── Supplied data ──
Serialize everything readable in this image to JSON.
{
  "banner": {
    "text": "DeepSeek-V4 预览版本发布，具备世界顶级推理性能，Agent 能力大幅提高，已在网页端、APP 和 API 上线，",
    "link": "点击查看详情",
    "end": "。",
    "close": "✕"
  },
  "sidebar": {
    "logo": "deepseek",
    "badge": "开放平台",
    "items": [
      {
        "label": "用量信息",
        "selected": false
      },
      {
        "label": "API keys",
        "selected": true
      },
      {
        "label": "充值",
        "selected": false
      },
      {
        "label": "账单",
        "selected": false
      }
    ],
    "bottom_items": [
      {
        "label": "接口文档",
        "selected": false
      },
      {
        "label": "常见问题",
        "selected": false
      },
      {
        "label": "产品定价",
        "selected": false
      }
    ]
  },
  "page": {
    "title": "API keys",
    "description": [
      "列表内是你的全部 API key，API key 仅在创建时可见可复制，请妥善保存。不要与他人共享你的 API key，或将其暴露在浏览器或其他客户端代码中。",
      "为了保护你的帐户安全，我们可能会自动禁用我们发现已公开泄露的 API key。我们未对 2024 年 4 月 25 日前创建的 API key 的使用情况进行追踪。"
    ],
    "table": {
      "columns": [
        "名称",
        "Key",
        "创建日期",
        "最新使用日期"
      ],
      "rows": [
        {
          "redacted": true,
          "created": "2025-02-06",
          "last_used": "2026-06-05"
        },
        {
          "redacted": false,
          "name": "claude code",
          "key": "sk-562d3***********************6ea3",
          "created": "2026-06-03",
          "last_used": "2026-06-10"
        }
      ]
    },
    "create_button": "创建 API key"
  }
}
───
Extract each record, keeping it identical to the original.

Serialize everything readable in this image to JSON.
{
  "banner": {
    "text": "DeepSeek-V4 预览版本发布，具备世界顶级推理性能，Agent 能力大幅提高，已在网页端、APP 和 API 上线，",
    "link": "点击查看详情",
    "end": "。",
    "close": "✕"
  },
  "sidebar": {
    "logo": "deepseek",
    "badge": "开放平台",
    "items": [
      {
        "label": "用量信息",
        "selected": false
      },
      {
        "label": "API keys",
        "selected": true
      },
      {
        "label": "充值",
        "selected": false
      },
      {
        "label": "账单",
        "selected": false
      }
    ],
    "bottom_items": [
      {
        "label": "接口文档",
        "selected": false
      },
      {
        "label": "常见问题",
        "selected": false
      },
      {
        "label": "产品定价",
        "selected": false
      }
    ]
  },
  "page": {
    "title": "API keys",
    "description": [
      "列表内是你的全部 API key，API key 仅在创建时可见可复制，请妥善保存。不要与他人共享你的 API key，或将其暴露在浏览器或其他客户端代码中。",
      "为了保护你的帐户安全，我们可能会自动禁用我们发现已公开泄露的 API key。我们未对 2024 年 4 月 25 日前创建的 API key 的使用情况进行追踪。"
    ],
    "table": {
      "columns": [
        "名称",
        "Key",
        "创建日期",
        "最新使用日期"
      ],
      "rows": [
        {
          "redacted": true,
          "created": "2025-02-06",
          "last_used": "2026-06-05"
        },
        {
          "redacted": false,
          "name": "claude code",
          "key": "sk-562d3***********************6ea3",
          "created": "2026-06-03",
          "last_used": "2026-06-10"
        }
      ]
    },
    "create_button": "创建 API key"
  }
}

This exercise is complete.